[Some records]

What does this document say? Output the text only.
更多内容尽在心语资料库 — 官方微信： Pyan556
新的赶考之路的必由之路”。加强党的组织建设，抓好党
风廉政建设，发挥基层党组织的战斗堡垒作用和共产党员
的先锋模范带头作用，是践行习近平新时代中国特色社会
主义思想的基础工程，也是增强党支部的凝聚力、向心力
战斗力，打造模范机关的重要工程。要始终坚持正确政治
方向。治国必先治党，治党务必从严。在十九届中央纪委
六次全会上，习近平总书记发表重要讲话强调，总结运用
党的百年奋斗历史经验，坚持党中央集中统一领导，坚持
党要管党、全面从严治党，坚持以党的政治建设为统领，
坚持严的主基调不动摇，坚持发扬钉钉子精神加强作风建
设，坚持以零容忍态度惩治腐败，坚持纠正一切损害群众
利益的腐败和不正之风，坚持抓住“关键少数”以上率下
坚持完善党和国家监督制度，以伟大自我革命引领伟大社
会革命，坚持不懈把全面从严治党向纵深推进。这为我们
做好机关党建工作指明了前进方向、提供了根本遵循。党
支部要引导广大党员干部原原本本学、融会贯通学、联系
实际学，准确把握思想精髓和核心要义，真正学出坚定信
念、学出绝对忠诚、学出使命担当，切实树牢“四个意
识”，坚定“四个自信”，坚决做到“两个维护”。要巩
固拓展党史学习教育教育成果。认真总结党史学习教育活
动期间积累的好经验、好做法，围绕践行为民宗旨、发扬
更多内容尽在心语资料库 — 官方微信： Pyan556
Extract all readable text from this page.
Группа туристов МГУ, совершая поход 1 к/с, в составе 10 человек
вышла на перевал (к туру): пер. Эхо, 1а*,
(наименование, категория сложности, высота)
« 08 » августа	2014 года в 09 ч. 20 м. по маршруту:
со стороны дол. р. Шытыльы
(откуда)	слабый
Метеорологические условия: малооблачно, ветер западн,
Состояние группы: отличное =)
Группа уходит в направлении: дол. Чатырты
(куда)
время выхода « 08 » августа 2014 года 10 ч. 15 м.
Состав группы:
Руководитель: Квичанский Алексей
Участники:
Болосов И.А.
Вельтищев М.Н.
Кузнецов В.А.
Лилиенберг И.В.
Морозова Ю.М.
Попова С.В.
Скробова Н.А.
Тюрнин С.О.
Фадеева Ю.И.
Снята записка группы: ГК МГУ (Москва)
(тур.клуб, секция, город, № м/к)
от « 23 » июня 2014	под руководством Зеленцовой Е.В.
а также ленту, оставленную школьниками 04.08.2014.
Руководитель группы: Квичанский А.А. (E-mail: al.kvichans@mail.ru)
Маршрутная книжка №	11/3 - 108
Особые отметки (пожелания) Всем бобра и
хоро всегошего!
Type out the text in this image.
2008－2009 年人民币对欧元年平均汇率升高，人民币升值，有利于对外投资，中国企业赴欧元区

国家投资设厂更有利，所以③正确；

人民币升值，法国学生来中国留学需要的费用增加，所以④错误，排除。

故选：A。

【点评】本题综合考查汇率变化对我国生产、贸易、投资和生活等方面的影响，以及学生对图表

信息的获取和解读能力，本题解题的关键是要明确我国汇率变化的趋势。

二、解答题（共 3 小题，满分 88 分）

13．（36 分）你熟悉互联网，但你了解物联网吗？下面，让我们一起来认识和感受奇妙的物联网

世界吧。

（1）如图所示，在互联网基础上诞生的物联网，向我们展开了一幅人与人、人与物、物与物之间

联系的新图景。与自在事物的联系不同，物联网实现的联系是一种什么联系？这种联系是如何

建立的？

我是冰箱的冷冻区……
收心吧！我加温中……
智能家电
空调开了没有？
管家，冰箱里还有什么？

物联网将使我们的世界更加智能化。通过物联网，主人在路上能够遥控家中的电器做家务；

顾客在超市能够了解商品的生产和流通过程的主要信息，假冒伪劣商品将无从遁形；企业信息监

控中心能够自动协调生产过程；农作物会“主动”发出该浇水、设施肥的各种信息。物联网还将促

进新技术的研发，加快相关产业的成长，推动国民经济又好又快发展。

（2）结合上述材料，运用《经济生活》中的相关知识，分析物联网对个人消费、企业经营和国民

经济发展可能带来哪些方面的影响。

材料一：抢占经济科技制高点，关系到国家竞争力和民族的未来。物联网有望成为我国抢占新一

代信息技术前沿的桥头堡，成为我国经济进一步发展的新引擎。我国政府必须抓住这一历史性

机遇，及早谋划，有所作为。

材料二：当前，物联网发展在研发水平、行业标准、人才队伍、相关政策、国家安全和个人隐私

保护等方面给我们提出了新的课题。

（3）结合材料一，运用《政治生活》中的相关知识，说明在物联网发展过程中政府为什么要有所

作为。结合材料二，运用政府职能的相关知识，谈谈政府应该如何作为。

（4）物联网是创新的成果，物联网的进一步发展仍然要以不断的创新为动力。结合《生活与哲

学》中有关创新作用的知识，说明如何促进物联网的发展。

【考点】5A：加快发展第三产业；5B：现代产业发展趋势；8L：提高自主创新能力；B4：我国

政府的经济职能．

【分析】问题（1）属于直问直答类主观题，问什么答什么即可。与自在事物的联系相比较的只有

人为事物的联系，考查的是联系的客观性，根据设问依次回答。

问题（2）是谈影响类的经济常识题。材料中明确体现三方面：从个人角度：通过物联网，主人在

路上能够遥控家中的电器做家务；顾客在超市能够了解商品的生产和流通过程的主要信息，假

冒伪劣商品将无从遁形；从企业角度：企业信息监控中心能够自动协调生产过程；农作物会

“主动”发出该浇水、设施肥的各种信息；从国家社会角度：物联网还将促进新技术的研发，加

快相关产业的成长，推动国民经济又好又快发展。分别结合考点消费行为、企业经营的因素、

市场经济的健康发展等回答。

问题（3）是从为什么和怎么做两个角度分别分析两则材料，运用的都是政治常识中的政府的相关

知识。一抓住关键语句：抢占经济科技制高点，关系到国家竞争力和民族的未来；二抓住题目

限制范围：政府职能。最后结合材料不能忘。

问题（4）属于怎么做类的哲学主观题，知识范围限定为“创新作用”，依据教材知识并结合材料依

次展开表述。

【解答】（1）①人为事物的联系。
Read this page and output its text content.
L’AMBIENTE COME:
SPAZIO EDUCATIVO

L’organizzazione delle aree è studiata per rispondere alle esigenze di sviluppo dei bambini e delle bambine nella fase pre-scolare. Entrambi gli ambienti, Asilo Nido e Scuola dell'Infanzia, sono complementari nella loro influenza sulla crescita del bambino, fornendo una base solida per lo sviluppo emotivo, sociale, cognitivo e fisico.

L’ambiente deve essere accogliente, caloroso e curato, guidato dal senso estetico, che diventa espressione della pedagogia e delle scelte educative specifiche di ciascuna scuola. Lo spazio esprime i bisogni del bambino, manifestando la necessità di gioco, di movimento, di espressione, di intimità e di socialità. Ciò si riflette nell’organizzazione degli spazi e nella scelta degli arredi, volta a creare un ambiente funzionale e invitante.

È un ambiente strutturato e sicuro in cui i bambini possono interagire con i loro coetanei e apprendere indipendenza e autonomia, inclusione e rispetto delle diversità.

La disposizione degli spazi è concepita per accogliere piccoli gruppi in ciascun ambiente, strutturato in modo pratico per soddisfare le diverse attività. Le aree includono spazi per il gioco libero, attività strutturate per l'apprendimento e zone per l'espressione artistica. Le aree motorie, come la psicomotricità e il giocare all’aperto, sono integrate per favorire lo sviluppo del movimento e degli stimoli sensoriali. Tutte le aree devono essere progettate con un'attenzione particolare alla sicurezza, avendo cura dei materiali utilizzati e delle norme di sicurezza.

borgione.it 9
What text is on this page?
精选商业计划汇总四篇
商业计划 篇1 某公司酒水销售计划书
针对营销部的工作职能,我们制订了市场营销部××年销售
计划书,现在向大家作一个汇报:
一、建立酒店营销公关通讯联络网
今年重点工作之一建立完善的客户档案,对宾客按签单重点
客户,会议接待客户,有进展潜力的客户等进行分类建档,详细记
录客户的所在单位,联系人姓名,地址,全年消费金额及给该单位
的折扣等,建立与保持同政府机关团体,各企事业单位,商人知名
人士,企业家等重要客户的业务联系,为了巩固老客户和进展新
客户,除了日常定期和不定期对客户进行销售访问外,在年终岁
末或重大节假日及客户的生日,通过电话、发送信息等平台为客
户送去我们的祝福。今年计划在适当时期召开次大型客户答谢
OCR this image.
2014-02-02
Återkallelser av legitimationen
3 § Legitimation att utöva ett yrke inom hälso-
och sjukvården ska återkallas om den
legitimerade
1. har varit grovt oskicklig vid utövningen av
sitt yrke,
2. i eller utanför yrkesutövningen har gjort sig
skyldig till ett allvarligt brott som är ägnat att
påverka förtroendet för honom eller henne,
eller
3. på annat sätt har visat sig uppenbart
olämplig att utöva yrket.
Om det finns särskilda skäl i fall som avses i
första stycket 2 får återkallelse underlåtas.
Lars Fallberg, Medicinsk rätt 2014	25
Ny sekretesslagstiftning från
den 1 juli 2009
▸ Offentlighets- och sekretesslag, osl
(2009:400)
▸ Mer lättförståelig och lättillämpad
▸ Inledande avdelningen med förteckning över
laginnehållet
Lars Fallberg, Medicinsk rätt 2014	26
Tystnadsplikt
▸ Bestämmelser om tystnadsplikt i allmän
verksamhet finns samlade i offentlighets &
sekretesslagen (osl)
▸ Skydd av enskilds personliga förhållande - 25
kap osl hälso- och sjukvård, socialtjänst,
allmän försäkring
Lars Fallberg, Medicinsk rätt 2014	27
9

# Written instruction:
Copy out exactly the lines running from the line with "What text is on this page?" to the end of the records, inclusive.

# Final result:
What text is on this page?
精选商业计划汇总四篇
商业计划 篇1 某公司酒水销售计划书
针对营销部的工作职能,我们制订了市场营销部××年销售
计划书,现在向大家作一个汇报:
一、建立酒店营销公关通讯联络网
今年重点工作之一建立完善的客户档案,对宾客按签单重点
客户,会议接待客户,有进展潜力的客户等进行分类建档,详细记
录客户的所在单位,联系人姓名,地址,全年消费金额及给该单位
的折扣等,建立与保持同政府机关团体,各企事业单位,商人知名
人士,企业家等重要客户的业务联系,为了巩固老客户和进展新
客户,除了日常定期和不定期对客户进行销售访问外,在年终岁
末或重大节假日及客户的生日,通过电话、发送信息等平台为客
户送去我们的祝福。今年计划在适当时期召开次大型客户答谢
OCR this image.
2014-02-02
Återkallelser av legitimationen
3 § Legitimation att utöva ett yrke inom hälso-
och sjukvården ska återkallas om den
legitimerade
1. har varit grovt oskicklig vid utövningen av
sitt yrke,
2. i eller utanför yrkesutövningen har gjort sig
skyldig till ett allvarligt brott som är ägnat att
påverka förtroendet för honom eller henne,
eller
3. på annat sätt har visat sig uppenbart
olämplig att utöva yrket.
Om det finns särskilda skäl i fall som avses i
första stycket 2 får återkallelse underlåtas.
Lars Fallberg, Medicinsk rätt 2014	25
Ny sekretesslagstiftning från
den 1 juli 2009
▸ Offentlighets- och sekretesslag, osl
(2009:400)
▸ Mer lättförståelig och lättillämpad
▸ Inledande avdelningen med förteckning över
laginnehållet
Lars Fallberg, Medicinsk rätt 2014	26
Tystnadsplikt
▸ Bestämmelser om tystnadsplikt i allmän
verksamhet finns samlade i offentlighets &
sekretesslagen (osl)
▸ Skydd av enskilds personliga förhållande - 25
kap osl hälso- och sjukvård, socialtjänst,
allmän försäkring
Lars Fallberg, Medicinsk rätt 2014	27
9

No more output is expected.